■ **Page text**:
::::
Location: Renewable Product Technology ResearchTitle: An ATP-dependent ligase with substrate flexibility involved in assembly of the peptidyl nucleoside antibiotic polyoxin
|Gong, Rong - Wuhan University|
|Qi, Jianzhao - Wuhan University|
|Wu, Pan - Wuhan University|
|Cai, You-sheng - Wuhan University|
|Ma, Hongmin - Wuhan University|
|Liu, Yang - Wuhan University|
|Duan, He - Wuhan University|
|Wang, Meng - Wuhan University|
|Deng, Zixin - Wuhan University|
|Chen, Wenqing - Wuhan University|
Submitted to: Applied and Environmental Microbiology
Publication Type: Peer Reviewed Journal
Publication Acceptance Date: 4/9/2018
Publication Date: 4/27/2018
Citation: Gong, R., Qi, J., Wu, P., Cai, Y., Ma, H., Liu, Y., Duan, H., Wang, M., Deng, Z., Price, N.P.J., Chen, W. 2018. An ATP-dependent ligase with substrate flexibility involved in assembly of the peptidyl nucleoside antibiotic polyoxin. Applied and Environmental Microbiology. doi: 10.1128/AEM.00501-18.
Interpretive Summary: Polyoxin is a natural product, well known for its remarkable antifungal bioactivities and unusual structural features. Actually, elucidation of the polyoxin biosynthesis not only provides the enzymatic basis for further biosynthetic understanding of related peptidyl nucleoside antibiotics, but also contributes to the rational generation of more hybrid nucleoside antibiotics via synthetic biology strategy. New polyoxins are anticipated to find potential use as antifungal agents for agricultural purposes.
Technical Abstract: Polyoxin (POL) is an unusual nucleoside antibiotic, in which peptidyl moiety and nucleoside skeleton are linked by an amide bond. However, their biosynthesis remains poorly understood. Here, we report the deciphering of PolG as an ATP-dependent ligase responsible for the assembly of POL. A polG mutant is capable of accumulating multiple intermediates, including the peptidyl moiety (carbamoylpolyoxamic acid, CPOAA) and the nucleosides skeletons (POL-C and the previously overlooked thymine POL-C). We further demonstrated that PolG employs an ATP-dependent mechanism for amide bond formation, and that the generation of the hybrid nucleoside antibiotic, POL-N, is also governed by PolG. Finally, we determined that the deduced ATP-binding sites are functionally essential for PolG, and that they are highly conserved in a number of related ATP-dependent ligases. These insights have allowed us proposed a catalytic mechanism for the assembly of peptidyl nucleoside antibiotic via an acyl-phosphate intermediate, and have opened the way for the combinatorial biosynthesis/pathway engineering of this group of nucleoside antibiotics.
::::
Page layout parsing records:
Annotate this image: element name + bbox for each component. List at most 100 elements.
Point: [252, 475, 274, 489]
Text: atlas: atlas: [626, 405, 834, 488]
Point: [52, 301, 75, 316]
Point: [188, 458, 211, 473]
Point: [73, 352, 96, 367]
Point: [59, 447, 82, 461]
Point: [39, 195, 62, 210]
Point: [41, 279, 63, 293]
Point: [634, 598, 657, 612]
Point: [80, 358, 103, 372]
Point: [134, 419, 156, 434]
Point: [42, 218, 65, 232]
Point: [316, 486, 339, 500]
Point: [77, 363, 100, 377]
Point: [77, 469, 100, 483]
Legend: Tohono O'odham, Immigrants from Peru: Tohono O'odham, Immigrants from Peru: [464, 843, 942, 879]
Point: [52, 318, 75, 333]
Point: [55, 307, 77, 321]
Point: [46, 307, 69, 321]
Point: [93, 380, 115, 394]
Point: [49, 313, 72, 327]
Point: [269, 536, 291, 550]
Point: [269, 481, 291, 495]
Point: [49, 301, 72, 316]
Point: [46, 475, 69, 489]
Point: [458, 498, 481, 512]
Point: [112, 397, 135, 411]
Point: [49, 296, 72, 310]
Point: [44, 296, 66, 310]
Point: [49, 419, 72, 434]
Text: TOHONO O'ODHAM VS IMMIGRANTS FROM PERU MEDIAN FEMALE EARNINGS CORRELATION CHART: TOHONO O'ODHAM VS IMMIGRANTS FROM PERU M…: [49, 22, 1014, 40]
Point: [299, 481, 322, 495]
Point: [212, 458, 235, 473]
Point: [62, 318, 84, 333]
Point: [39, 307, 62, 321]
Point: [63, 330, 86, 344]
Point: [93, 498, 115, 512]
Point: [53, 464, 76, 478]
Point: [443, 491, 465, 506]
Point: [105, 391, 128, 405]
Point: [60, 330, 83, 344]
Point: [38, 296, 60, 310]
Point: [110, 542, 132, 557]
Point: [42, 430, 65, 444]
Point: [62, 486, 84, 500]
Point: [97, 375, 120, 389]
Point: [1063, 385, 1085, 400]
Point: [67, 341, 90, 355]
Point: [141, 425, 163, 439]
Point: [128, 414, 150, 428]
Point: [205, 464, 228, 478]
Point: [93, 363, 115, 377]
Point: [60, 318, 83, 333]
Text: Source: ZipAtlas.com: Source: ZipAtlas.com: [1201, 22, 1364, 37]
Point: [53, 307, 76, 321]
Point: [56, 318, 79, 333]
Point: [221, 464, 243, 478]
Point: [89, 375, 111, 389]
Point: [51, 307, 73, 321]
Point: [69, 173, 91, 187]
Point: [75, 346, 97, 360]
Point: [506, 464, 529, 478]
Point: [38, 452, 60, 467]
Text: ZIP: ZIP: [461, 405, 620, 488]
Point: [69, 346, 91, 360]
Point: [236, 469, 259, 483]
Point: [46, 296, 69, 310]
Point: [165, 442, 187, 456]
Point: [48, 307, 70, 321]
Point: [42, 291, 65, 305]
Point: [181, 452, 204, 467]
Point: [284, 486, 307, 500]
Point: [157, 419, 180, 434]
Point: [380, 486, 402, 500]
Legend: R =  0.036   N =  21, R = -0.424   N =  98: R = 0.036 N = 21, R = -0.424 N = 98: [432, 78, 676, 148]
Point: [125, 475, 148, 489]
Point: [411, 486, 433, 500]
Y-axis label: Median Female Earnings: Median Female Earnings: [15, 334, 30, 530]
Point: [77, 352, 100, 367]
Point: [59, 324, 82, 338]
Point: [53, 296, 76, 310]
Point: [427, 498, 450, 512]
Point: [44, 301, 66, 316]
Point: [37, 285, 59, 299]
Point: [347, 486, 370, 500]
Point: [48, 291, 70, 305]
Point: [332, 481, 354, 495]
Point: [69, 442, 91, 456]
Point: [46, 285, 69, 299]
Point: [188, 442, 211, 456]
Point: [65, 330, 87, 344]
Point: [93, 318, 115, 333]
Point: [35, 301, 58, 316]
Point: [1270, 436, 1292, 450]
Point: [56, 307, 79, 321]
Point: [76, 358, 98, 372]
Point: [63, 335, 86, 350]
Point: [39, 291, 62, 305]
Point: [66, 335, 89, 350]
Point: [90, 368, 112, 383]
::::
■ **Task instructions**:
(a) According to the polyoxin publication page, to which journal was the article submitted?
(b) Rewrite the polyoxin publication page between "Interpretive Summary: Polyoxin" and "for agricultural purposes.", inclusive, substituting "notable" for "remarkable".
Rely only on the polyoxin publication page, not on the listing.

■ **Task-by-task outputs**:
(a) Applied and Environmental Microbiology

(b)
Interpretive Summary: Polyoxin is a natural product, well known for its notable antifungal bioactivities and unusual structural features. Actually, elucidation of the polyoxin biosynthesis not only provides the enzymatic basis for further biosynthetic understanding of related peptidyl nucleoside antibiotics, but also contributes to the rational generation of more hybrid nucleoside antibiotics via synthetic biology strategy. New polyoxins are anticipated to find potential use as antifungal agents for agricultural purposes.